* _To be done_:
Identify all lines in the data containing the string "points". Copy them out.

Saved entries
----

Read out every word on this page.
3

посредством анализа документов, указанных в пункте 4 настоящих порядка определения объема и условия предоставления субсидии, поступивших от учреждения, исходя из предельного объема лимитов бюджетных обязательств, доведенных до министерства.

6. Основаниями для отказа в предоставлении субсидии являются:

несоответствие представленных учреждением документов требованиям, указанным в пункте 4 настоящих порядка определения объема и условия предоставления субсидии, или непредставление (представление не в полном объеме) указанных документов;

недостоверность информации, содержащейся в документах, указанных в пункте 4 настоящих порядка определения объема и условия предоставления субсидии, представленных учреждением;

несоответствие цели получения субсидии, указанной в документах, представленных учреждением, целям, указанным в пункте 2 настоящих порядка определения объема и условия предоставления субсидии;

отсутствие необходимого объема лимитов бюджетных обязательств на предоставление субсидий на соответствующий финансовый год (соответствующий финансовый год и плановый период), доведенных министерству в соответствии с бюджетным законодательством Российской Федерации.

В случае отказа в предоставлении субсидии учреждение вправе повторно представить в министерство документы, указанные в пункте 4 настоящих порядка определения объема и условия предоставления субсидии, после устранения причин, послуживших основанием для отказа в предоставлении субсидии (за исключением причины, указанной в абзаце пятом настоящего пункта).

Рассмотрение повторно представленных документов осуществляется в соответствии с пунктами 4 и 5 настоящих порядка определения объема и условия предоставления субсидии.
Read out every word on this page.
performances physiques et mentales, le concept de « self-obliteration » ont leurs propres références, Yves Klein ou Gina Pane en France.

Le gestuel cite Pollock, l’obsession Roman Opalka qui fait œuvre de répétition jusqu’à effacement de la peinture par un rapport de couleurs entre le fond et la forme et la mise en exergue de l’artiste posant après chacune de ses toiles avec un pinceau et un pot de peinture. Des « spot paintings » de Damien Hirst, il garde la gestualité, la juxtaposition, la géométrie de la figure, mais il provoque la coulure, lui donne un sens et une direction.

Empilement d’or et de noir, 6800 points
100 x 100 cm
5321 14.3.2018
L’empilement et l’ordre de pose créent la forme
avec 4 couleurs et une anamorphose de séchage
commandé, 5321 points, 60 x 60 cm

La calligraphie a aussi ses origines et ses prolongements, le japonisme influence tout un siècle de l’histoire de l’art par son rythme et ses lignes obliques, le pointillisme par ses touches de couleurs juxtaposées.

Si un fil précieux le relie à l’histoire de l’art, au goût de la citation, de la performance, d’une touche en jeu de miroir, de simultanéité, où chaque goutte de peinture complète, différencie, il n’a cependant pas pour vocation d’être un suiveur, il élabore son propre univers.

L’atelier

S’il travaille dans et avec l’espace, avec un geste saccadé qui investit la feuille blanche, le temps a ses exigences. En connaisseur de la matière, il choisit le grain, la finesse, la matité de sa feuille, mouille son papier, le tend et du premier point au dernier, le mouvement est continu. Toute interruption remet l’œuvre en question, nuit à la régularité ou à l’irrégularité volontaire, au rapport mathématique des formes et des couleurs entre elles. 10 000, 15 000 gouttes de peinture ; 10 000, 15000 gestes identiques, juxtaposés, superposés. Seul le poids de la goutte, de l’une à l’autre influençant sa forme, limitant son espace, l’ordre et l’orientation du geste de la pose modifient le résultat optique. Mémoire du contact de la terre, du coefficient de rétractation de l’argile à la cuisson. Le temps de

----

* _Task response_:
Empilement d’or et de noir, 6800 points
commandé, 5321 points, 60 x 60 cm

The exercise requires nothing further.